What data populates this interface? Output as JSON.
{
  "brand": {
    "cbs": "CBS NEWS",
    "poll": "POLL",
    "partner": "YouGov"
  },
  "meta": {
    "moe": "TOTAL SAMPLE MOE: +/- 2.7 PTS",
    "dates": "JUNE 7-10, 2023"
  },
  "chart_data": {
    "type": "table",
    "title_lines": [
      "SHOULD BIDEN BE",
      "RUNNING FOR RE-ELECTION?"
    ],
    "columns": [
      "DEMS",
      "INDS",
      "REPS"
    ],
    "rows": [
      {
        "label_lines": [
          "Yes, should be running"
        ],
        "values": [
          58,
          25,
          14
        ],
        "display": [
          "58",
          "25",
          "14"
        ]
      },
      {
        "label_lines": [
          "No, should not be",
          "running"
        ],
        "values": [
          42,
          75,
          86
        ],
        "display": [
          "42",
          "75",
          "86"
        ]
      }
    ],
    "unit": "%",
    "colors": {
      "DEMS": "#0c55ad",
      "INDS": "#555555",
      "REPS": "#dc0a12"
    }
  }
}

THE TASK: The entries above should be repeated exactly, every one of them.

FULL ANSWER:
What data populates this interface? Output as JSON.
{
  "brand": {
    "cbs": "CBS NEWS",
    "poll": "POLL",
    "partner": "YouGov"
  },
  "meta": {
    "moe": "TOTAL SAMPLE MOE: +/- 2.7 PTS",
    "dates": "JUNE 7-10, 2023"
  },
  "chart_data": {
    "type": "table",
    "title_lines": [
      "SHOULD BIDEN BE",
      "RUNNING FOR RE-ELECTION?"
    ],
    "columns": [
      "DEMS",
      "INDS",
      "REPS"
    ],
    "rows": [
      {
        "label_lines": [
          "Yes, should be running"
        ],
        "values": [
          58,
          25,
          14
        ],
        "display": [
          "58",
          "25",
          "14"
        ]
      },
      {
        "label_lines": [
          "No, should not be",
          "running"
        ],
        "values": [
          42,
          75,
          86
        ],
        "display": [
          "42",
          "75",
          "86"
        ]
      }
    ],
    "unit": "%",
    "colors": {
      "DEMS": "#0c55ad",
      "INDS": "#555555",
      "REPS": "#dc0a12"
    }
  }
}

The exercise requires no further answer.